> _SELECTED TEXT_

........

Genshi Compiler

Discussion:

Genshi Compiler

fviktor

2011-07-17 00:07:10 UTC

Hi,

I think You are the most interested audience for my latest product, a
working and tested template compiler for Genshi:

http://code.google.com/p/genshi-compiler/

License: MIT

I know that there's prior art in this area like Kajiki. There have
been some discussion and some good suggestions about this topic here
as well. I have been trying to read through myself on them recently.

My story which led me to the development of this package in short:

I had a maintainable, but somewhat complex Genshi template which
rendered a rather complicated HTML document from an equally complex
tree of Python objects. I could not get it nicer, it is all legacy
code. It worked fine for a few object, but started to be insanely slow
for 100-200 such object laid out in a 4-6 level deep tree structure.
It took ~600ms on a pretty fast Core i7 machine just to render the
already loaded template. It was unbearable on a production server.
Yes, it contains recursive template functions, it was the cleanest way
to develop this kind of template.

So I had three choices:

* Rewrite it in pure Python (or Cython) to get better speed, but it
would mean loosing most of the maintainability and the possibility of
generating broken markup. It would also pose a great risk of breaking
functionality, which is quite hard to test, since the generated HTML
is part of a user interface...

* Rewrite the whole thing in a fast text template language, which has
an existing mechanism to compile the template to Python source or byte
code. It would risk the generation of broken markup as well.

* Trying to compile it to pure Python. It could also be used for my
other templates. There are lots of them...

I don't use too much of Genshi's more dynamic features, like py:match.
(I tried to build my template that way in the past, but the rendering
became too slow and it wasn't much more maintainable than before.) I
don't use token filters for other than language translation (Babel),
which could be incorporated otherwise. I'm using xi:include, but it
could be replaced by simply importing another compiled template module
and calling a compiled template function directly.

........

> _EXTRACTED MATERIAL_

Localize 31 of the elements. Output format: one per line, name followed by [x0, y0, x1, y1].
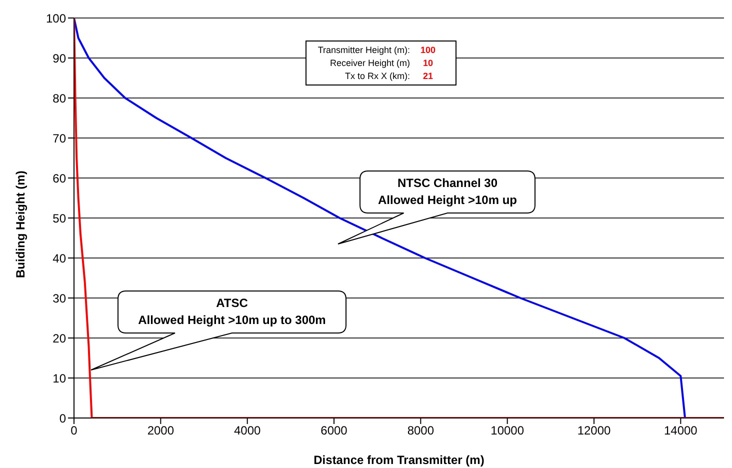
annotation: ATSC Allowed Height >10m up to 300m — [138, 296, 326, 327]
y-tick-label: 80 — [52, 91, 66, 106]
y-tick-label: 90 — [52, 51, 66, 66]
y-axis-title: Buiding Height (m) — [13, 170, 28, 278]
y-tick-label: 70 — [52, 131, 66, 146]
annotation: 21 — [422, 71, 434, 81]
y-tick-label: 60 — [52, 171, 66, 186]
y-tick-label: 100 — [46, 11, 66, 26]
y-tick-label: 30 — [52, 291, 66, 306]
x-tick-label: 6000 — [320, 424, 348, 438]
x-tick-label: 12000 — [577, 424, 612, 438]
x-tick-label: 0 — [70, 424, 78, 438]
annotation: Receiver Height (m) — [330, 58, 410, 68]
x-tick-label: 14000 — [664, 424, 698, 438]
y-tick-label: 40 — [52, 251, 66, 266]
x-tick-label: 8000 — [407, 424, 434, 438]
x-axis-title: Distance from Transmitter (m) — [314, 453, 484, 467]
y-tick-label: 10 — [52, 371, 66, 386]
annotation: 100 — [420, 45, 436, 55]
x-tick-label: 10000 — [490, 424, 524, 438]
annotation: Transmitter Height (m): — [318, 45, 410, 55]
y-tick-label: 0 — [59, 411, 66, 426]
y-tick-label: 50 — [52, 211, 66, 226]
speech-callout: ATSC Allowed Height >10m up to 300m — [90, 290, 346, 370]
annotation: Tx to Rx X (km): — [345, 71, 410, 81]
x-tick-label: 2000 — [147, 424, 174, 438]
annotation: 10 — [422, 58, 434, 68]
y-tick-label: 20 — [52, 331, 66, 346]
speech-callout: NTSC Channel 30 Allowed Height >10m up — [338, 170, 536, 244]
x-tick-label: 4000 — [234, 424, 262, 438]
annotation: NTSC Channel 30 Allowed Height >10m up — [378, 176, 518, 207]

........

> _OBJECTIVES_
(A) Update the passage of the Genshi compiler post from "So I had three" to "markup as well.", changing "user interface" to "web front end", and give that passage in full.
(B) According to the Genshi compiler post, how long did rendering the already loaded template take on the Core i7 machine?
(C) Carry on the post about the Genshi template compiler after its final sentence.

> _RESPONSES FOR EACH TASK_
(A)
So I had three choices:

* Rewrite it in pure Python (or Cython) to get better speed, but it
would mean loosing most of the maintainability and the possibility of
generating broken markup. It would also pose a great risk of breaking
functionality, which is quite hard to test, since the generated HTML
is part of a web front end...

* Rewrite the whole thing in a fast text template language, which has
an existing mechanism to compile the template to Python source or byte
code. It would risk the generation of broken markup as well.

(B) About 600 ms.

(C)
So I decided to take the red pill and write such a compiler. The first
version completed in ~20 hours, but I wasn't satisfied with the
results. It worked, but the code was somewhat fragile and hard to
extend. So I completely refactored and extended it in another ~40
hours, which led to reasonable results. Now it has good unit test
coverage and hope to receive more features in the near future.

i18n:msg and i18n in general will be implemented soon, since I need
that for most of my other templates.

xi:include might be implemented by introducing a mapping from template
file names (as given in href) and the template modules generated
(fully qualified import names).

token stream support seems to be doable as well (e.g. the compiled
template would generate a compatible token stream), but it is out of
my scope, currently. It would lower performance, but would allow for
using the existing filters.

To be honest, py:match seems to be hopeless. I have ideas to implement
that kind of functionality, but my best bet is that it won't be any
faster that way than running the whole thing through Genshi.

Cython output (decorating the generated code with type declarations)
is also planned, since that could give us another 2-3x performance
gain making it potentially 100-150x faster than Genshi. I know, it is
close to a dream, but might be achieved for the most time critical
parts.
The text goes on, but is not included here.